Output all lines exactly, with nothing added or dropped.

start

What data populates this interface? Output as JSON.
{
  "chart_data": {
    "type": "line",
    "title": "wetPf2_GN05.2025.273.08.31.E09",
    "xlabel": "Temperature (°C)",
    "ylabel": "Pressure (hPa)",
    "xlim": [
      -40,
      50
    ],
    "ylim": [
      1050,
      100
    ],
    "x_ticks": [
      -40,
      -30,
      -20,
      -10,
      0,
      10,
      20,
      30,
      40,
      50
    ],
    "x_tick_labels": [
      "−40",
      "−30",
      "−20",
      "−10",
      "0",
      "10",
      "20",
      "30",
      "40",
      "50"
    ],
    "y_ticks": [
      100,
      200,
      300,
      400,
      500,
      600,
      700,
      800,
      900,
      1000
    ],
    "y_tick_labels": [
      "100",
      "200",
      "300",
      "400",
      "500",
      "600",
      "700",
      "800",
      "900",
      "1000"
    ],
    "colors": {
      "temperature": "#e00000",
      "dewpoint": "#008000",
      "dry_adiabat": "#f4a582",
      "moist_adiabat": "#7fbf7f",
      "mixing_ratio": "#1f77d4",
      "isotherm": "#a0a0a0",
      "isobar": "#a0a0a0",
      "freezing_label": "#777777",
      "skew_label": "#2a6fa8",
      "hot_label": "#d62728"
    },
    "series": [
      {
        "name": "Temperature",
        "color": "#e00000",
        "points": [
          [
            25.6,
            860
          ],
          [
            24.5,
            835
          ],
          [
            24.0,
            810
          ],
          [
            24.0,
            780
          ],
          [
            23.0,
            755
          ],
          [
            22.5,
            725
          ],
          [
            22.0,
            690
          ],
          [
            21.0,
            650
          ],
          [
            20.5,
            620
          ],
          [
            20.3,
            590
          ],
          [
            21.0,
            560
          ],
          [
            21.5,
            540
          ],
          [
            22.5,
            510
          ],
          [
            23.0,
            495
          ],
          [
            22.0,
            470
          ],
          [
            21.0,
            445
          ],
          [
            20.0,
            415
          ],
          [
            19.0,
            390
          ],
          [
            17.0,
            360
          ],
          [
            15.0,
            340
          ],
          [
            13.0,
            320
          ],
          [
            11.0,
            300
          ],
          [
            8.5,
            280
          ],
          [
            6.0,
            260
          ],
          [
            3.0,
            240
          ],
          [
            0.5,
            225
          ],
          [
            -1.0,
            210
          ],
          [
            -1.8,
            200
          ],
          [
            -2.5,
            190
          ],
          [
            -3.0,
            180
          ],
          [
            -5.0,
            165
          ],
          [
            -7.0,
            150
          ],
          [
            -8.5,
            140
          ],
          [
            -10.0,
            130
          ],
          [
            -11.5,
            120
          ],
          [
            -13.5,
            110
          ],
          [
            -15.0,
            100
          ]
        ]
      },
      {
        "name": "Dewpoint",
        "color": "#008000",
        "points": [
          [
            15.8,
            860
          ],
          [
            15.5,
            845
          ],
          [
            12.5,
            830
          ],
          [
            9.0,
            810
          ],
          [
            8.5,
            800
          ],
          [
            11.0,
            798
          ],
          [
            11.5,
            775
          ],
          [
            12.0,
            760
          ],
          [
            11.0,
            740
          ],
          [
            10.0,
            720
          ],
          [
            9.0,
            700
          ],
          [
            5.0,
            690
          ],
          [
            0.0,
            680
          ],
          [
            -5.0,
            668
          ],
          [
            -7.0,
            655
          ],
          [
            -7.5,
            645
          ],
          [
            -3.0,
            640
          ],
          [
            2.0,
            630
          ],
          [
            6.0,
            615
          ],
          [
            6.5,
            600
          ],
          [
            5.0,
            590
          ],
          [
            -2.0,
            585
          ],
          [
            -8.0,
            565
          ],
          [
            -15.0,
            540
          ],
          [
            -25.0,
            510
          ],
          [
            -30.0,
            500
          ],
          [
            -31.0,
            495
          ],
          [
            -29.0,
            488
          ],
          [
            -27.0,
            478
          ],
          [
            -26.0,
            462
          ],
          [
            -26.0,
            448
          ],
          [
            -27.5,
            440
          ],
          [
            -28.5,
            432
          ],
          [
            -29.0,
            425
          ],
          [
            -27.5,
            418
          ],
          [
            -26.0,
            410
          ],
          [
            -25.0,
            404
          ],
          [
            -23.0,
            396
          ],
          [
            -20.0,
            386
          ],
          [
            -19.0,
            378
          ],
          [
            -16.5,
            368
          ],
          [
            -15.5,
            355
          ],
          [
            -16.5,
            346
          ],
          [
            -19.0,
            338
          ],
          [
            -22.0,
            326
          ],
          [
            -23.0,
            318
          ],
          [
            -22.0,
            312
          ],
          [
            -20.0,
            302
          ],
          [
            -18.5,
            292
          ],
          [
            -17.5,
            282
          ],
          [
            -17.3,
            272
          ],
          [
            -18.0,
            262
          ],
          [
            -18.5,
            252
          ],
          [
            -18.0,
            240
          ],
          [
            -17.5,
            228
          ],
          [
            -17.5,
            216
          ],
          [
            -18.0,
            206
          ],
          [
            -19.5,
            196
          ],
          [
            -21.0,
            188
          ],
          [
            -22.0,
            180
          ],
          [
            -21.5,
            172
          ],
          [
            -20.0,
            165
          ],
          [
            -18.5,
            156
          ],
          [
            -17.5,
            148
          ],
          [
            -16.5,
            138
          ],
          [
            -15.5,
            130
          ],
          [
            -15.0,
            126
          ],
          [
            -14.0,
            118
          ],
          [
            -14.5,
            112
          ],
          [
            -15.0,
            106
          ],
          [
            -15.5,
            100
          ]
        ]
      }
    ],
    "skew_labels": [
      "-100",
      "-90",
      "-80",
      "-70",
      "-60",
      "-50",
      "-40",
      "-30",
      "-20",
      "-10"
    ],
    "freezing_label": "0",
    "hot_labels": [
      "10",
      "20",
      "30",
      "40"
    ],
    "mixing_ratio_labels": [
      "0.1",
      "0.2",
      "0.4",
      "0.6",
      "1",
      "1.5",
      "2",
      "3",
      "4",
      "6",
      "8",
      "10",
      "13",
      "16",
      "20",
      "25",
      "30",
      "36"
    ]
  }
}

end

Written solution:
What data populates this interface? Output as JSON.
{
  "chart_data": {
    "type": "line",
    "title": "wetPf2_GN05.2025.273.08.31.E09",
    "xlabel": "Temperature (°C)",
    "ylabel": "Pressure (hPa)",
    "xlim": [
      -40,
      50
    ],
    "ylim": [
      1050,
      100
    ],
    "x_ticks": [
      -40,
      -30,
      -20,
      -10,
      0,
      10,
      20,
      30,
      40,
      50
    ],
    "x_tick_labels": [
      "−40",
      "−30",
      "−20",
      "−10",
      "0",
      "10",
      "20",
      "30",
      "40",
      "50"
    ],
    "y_ticks": [
      100,
      200,
      300,
      400,
      500,
      600,
      700,
      800,
      900,
      1000
    ],
    "y_tick_labels": [
      "100",
      "200",
      "300",
      "400",
      "500",
      "600",
      "700",
      "800",
      "900",
      "1000"
    ],
    "colors": {
      "temperature": "#e00000",
      "dewpoint": "#008000",
      "dry_adiabat": "#f4a582",
      "moist_adiabat": "#7fbf7f",
      "mixing_ratio": "#1f77d4",
      "isotherm": "#a0a0a0",
      "isobar": "#a0a0a0",
      "freezing_label": "#777777",
      "skew_label": "#2a6fa8",
      "hot_label": "#d62728"
    },
    "series": [
      {
        "name": "Temperature",
        "color": "#e00000",
        "points": [
          [
            25.6,
            860
          ],
          [
            24.5,
            835
          ],
          [
            24.0,
            810
          ],
          [
            24.0,
            780
          ],
          [
            23.0,
            755
          ],
          [
            22.5,
            725
          ],
          [
            22.0,
            690
          ],
          [
            21.0,
            650
          ],
          [
            20.5,
            620
          ],
          [
            20.3,
            590
          ],
          [
            21.0,
            560
          ],
          [
            21.5,
            540
          ],
          [
            22.5,
            510
          ],
          [
            23.0,
            495
          ],
          [
            22.0,
            470
          ],
          [
            21.0,
            445
          ],
          [
            20.0,
            415
          ],
          [
            19.0,
            390
          ],
          [
            17.0,
            360
          ],
          [
            15.0,
            340
          ],
          [
            13.0,
            320
          ],
          [
            11.0,
            300
          ],
          [
            8.5,
            280
          ],
          [
            6.0,
            260
          ],
          [
            3.0,
            240
          ],
          [
            0.5,
            225
          ],
          [
            -1.0,
            210
          ],
          [
            -1.8,
            200
          ],
          [
            -2.5,
            190
          ],
          [
            -3.0,
            180
          ],
          [
            -5.0,
            165
          ],
          [
            -7.0,
            150
          ],
          [
            -8.5,
            140
          ],
          [
            -10.0,
            130
          ],
          [
            -11.5,
            120
          ],
          [
            -13.5,
            110
          ],
          [
            -15.0,
            100
          ]
        ]
      },
      {
        "name": "Dewpoint",
        "color": "#008000",
        "points": [
          [
            15.8,
            860
          ],
          [
            15.5,
            845
          ],
          [
            12.5,
            830
          ],
          [
            9.0,
            810
          ],
          [
            8.5,
            800
          ],
          [
            11.0,
            798
          ],
          [
            11.5,
            775
          ],
          [
            12.0,
            760
          ],
          [
            11.0,
            740
          ],
          [
            10.0,
            720
          ],
          [
            9.0,
            700
          ],
          [
            5.0,
            690
          ],
          [
            0.0,
            680
          ],
          [
            -5.0,
            668
          ],
          [
            -7.0,
            655
          ],
          [
            -7.5,
            645
          ],
          [
            -3.0,
            640
          ],
          [
            2.0,
            630
          ],
          [
            6.0,
            615
          ],
          [
            6.5,
            600
          ],
          [
            5.0,
            590
          ],
          [
            -2.0,
            585
          ],
          [
            -8.0,
            565
          ],
          [
            -15.0,
            540
          ],
          [
            -25.0,
            510
          ],
          [
            -30.0,
            500
          ],
          [
            -31.0,
            495
          ],
          [
            -29.0,
            488
          ],
          [
            -27.0,
            478
          ],
          [
            -26.0,
            462
          ],
          [
            -26.0,
            448
          ],
          [
            -27.5,
            440
          ],
          [
            -28.5,
            432
          ],
          [
            -29.0,
            425
          ],
          [
            -27.5,
            418
          ],
          [
            -26.0,
            410
          ],
          [
            -25.0,
            404
          ],
          [
            -23.0,
            396
          ],
          [
            -20.0,
            386
          ],
          [
            -19.0,
            378
          ],
          [
            -16.5,
            368
          ],
          [
            -15.5,
            355
          ],
          [
            -16.5,
            346
          ],
          [
            -19.0,
            338
          ],
          [
            -22.0,
            326
          ],
          [
            -23.0,
            318
          ],
          [
            -22.0,
            312
          ],
          [
            -20.0,
            302
          ],
          [
            -18.5,
            292
          ],
          [
            -17.5,
            282
          ],
          [
            -17.3,
            272
          ],
          [
            -18.0,
            262
          ],
          [
            -18.5,
            252
          ],
          [
            -18.0,
            240
          ],
          [
            -17.5,
            228
          ],
          [
            -17.5,
            216
          ],
          [
            -18.0,
            206
          ],
          [
            -19.5,
            196
          ],
          [
            -21.0,
            188
          ],
          [
            -22.0,
            180
          ],
          [
            -21.5,
            172
          ],
          [
            -20.0,
            165
          ],
          [
            -18.5,
            156
          ],
          [
            -17.5,
            148
          ],
          [
            -16.5,
            138
          ],
          [
            -15.5,
            130
          ],
          [
            -15.0,
            126
          ],
          [
            -14.0,
            118
          ],
          [
            -14.5,
            112
          ],
          [
            -15.0,
            106
          ],
          [
            -15.5,
            100
          ]
        ]
      }
    ],
    "skew_labels": [
      "-100",
      "-90",
      "-80",
      "-70",
      "-60",
      "-50",
      "-40",
      "-30",
      "-20",
      "-10"
    ],
    "freezing_label": "0",
    "hot_labels": [
      "10",
      "20",
      "30",
      "40"
    ],
    "mixing_ratio_labels": [
      "0.1",
      "0.2",
      "0.4",
      "0.6",
      "1",
      "1.5",
      "2",
      "3",
      "4",
      "6",
      "8",
      "10",
      "13",
      "16",
      "20",
      "25",
      "30",
      "36"
    ]
  }
}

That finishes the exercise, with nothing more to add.